## Begin

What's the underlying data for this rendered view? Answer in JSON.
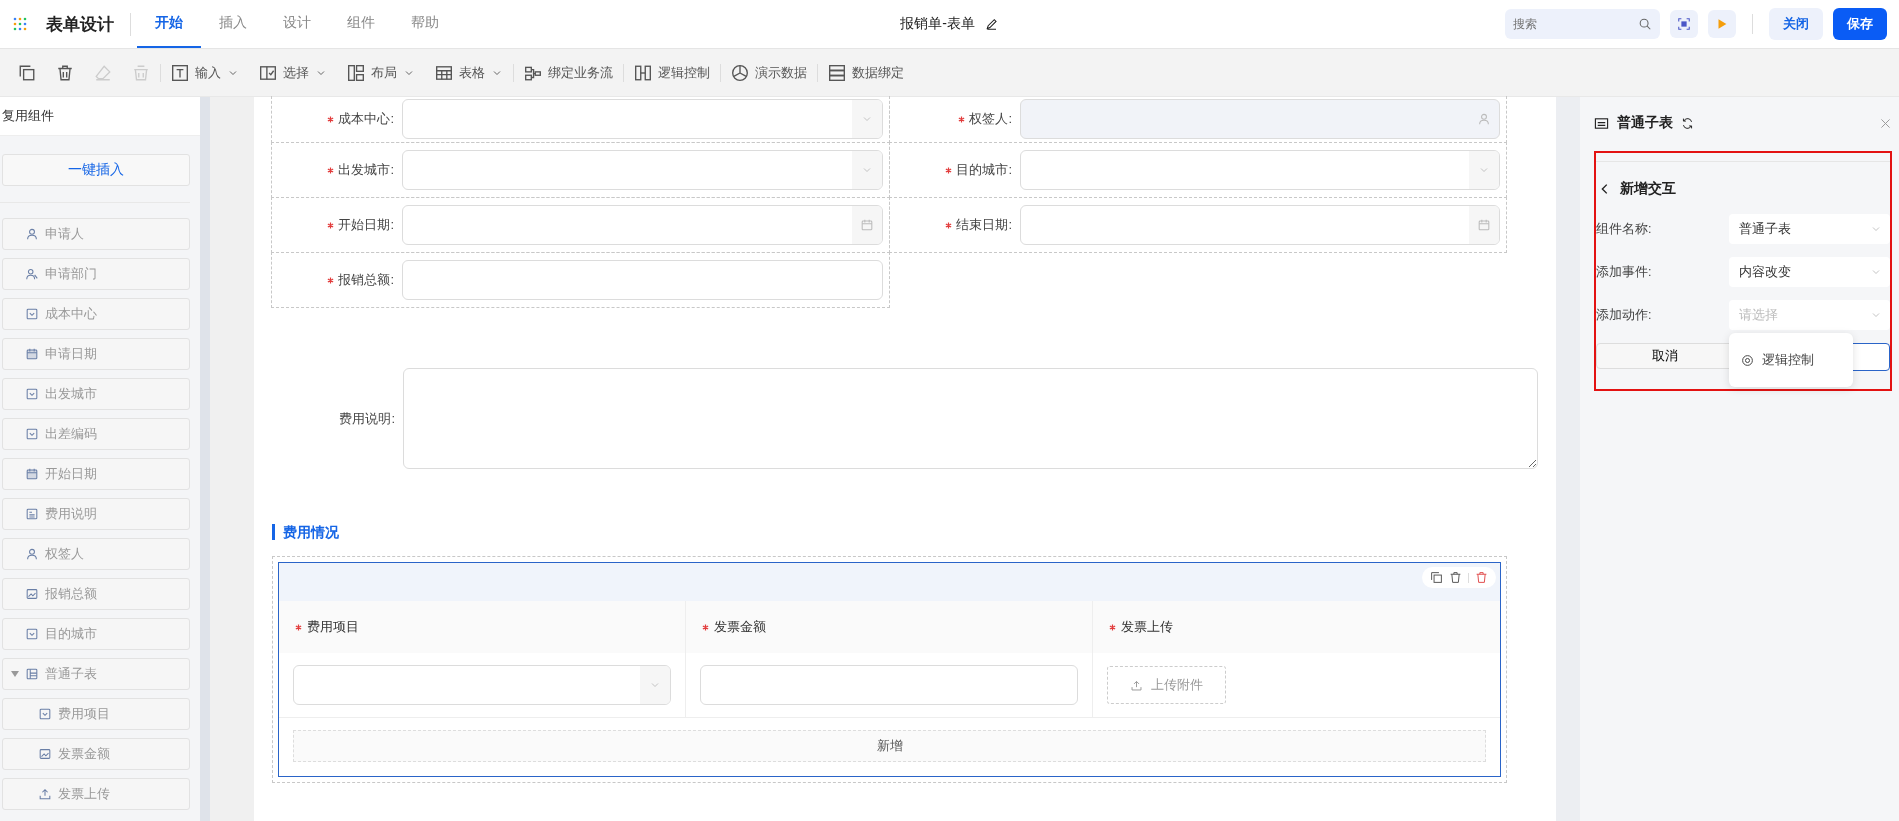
{
  "header": {
    "title": "表单设计",
    "tabs": [
      {
        "label": "开始",
        "selected": true
      },
      {
        "label": "插入",
        "selected": false
      },
      {
        "label": "设计",
        "selected": false
      },
      {
        "label": "组件",
        "selected": false
      },
      {
        "label": "帮助",
        "selected": false
      }
    ],
    "document_title": "报销单-表单",
    "search": {
      "placeholder": "搜索"
    },
    "buttons": [
      {
        "label": "关闭",
        "kind": "secondary"
      },
      {
        "label": "保存",
        "kind": "primary"
      }
    ]
  },
  "toolbar": [
    {
      "kind": "copy",
      "disabled": false
    },
    {
      "kind": "delete",
      "disabled": false
    },
    {
      "kind": "eraser",
      "disabled": true
    },
    {
      "kind": "clear",
      "disabled": true
    },
    {
      "kind": "input",
      "label": "输入",
      "dropdown": true
    },
    {
      "kind": "select",
      "label": "选择",
      "dropdown": true
    },
    {
      "kind": "layout",
      "label": "布局",
      "dropdown": true
    },
    {
      "kind": "table",
      "label": "表格",
      "dropdown": true
    },
    {
      "kind": "flow",
      "label": "绑定业务流",
      "dropdown": false
    },
    {
      "kind": "logic",
      "label": "逻辑控制",
      "dropdown": false
    },
    {
      "kind": "demo",
      "label": "演示数据",
      "dropdown": false
    },
    {
      "kind": "bind",
      "label": "数据绑定",
      "dropdown": false
    }
  ],
  "reuse_panel": {
    "title": "复用组件",
    "insert_button": "一键插入",
    "items": [
      {
        "kind": "person",
        "label": "申请人"
      },
      {
        "kind": "dept",
        "label": "申请部门"
      },
      {
        "kind": "select",
        "label": "成本中心"
      },
      {
        "kind": "date",
        "label": "申请日期"
      },
      {
        "kind": "select",
        "label": "出发城市"
      },
      {
        "kind": "select",
        "label": "出差编码"
      },
      {
        "kind": "date",
        "label": "开始日期"
      },
      {
        "kind": "text",
        "label": "费用说明"
      },
      {
        "kind": "person",
        "label": "权签人"
      },
      {
        "kind": "amount",
        "label": "报销总额"
      },
      {
        "kind": "select",
        "label": "目的城市"
      },
      {
        "kind": "table",
        "label": "普通子表",
        "expanded": true,
        "children": [
          {
            "kind": "select",
            "label": "费用项目"
          },
          {
            "kind": "amount",
            "label": "发票金额"
          },
          {
            "kind": "upload",
            "label": "发票上传"
          }
        ]
      }
    ]
  },
  "form": {
    "fields": [
      {
        "label": "成本中心:",
        "required": true,
        "kind": "select"
      },
      {
        "label": "权签人:",
        "required": true,
        "kind": "person"
      },
      {
        "label": "出发城市:",
        "required": true,
        "kind": "select"
      },
      {
        "label": "目的城市:",
        "required": true,
        "kind": "select"
      },
      {
        "label": "开始日期:",
        "required": true,
        "kind": "date"
      },
      {
        "label": "结束日期:",
        "required": true,
        "kind": "date"
      },
      {
        "label": "报销总额:",
        "required": true,
        "kind": "input"
      }
    ],
    "textarea": {
      "label": "费用说明:",
      "required": false
    },
    "section_title": "费用情况",
    "subtable": {
      "columns": [
        {
          "label": "费用项目",
          "required": true,
          "kind": "select"
        },
        {
          "label": "发票金额",
          "required": true,
          "kind": "input"
        },
        {
          "label": "发票上传",
          "required": true,
          "kind": "upload",
          "button": "上传附件"
        }
      ],
      "add_button": "新增"
    }
  },
  "properties": {
    "title": "普通子表",
    "back_title": "新增交互",
    "fields": [
      {
        "label": "组件名称:",
        "value": "普通子表"
      },
      {
        "label": "添加事件:",
        "value": "内容改变"
      },
      {
        "label": "添加动作:",
        "placeholder": "请选择"
      }
    ],
    "cancel_button": "取消",
    "dropdown_options": [
      {
        "label": "逻辑控制"
      }
    ]
  }
}
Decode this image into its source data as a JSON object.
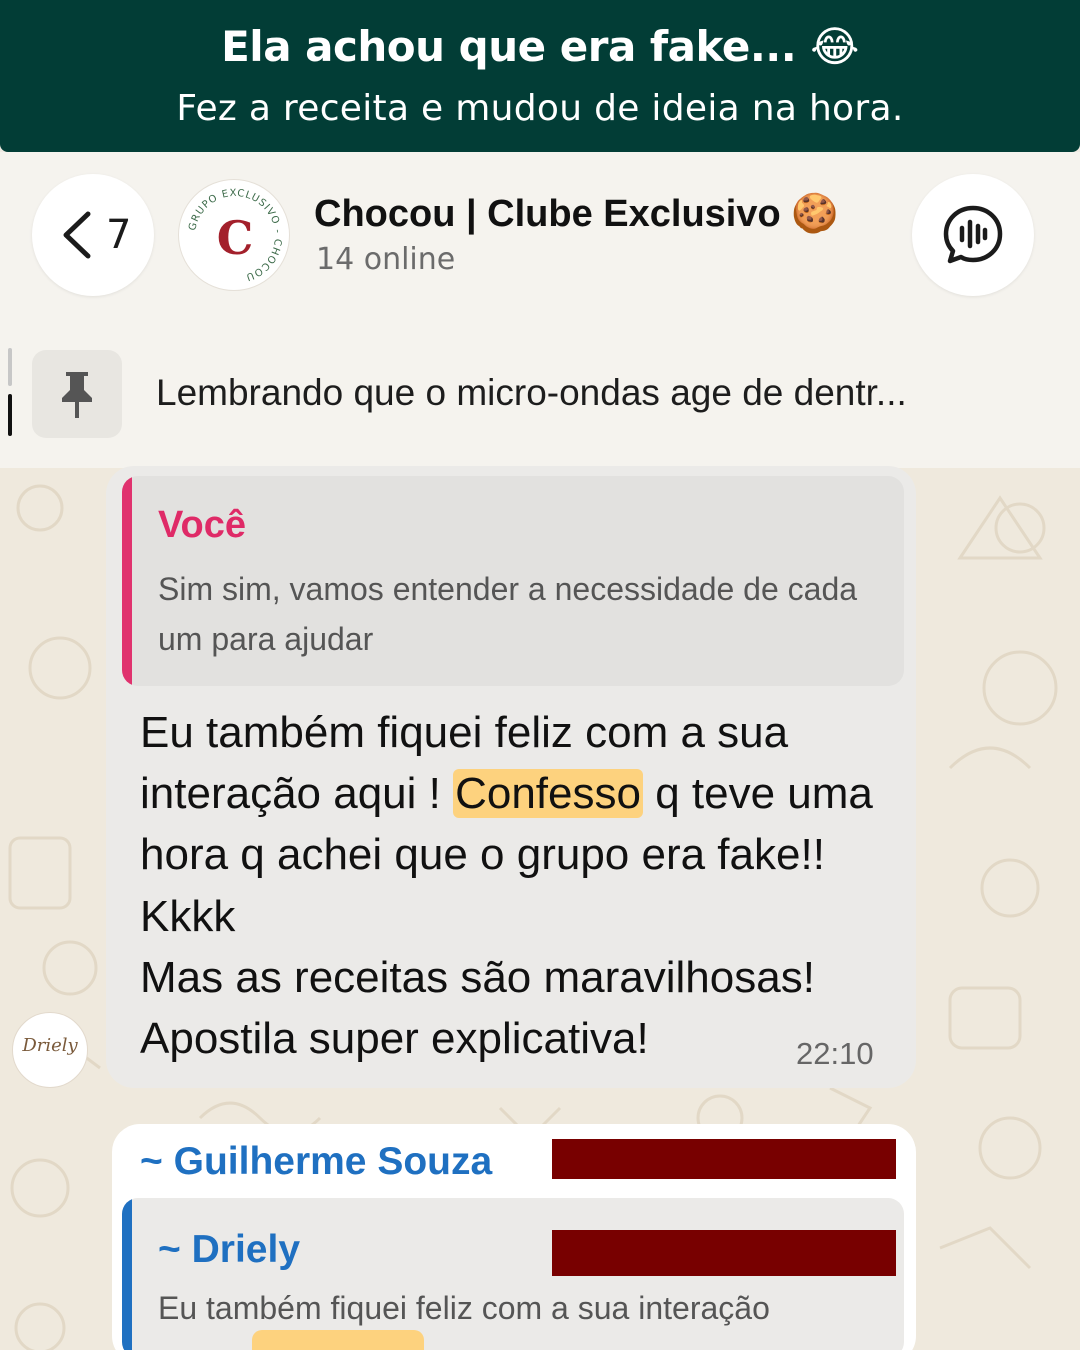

## End

▶ What needs to be done: What is the number of lines in the records that contain the string "data"? Give only that number.

▶ Expected answer: 2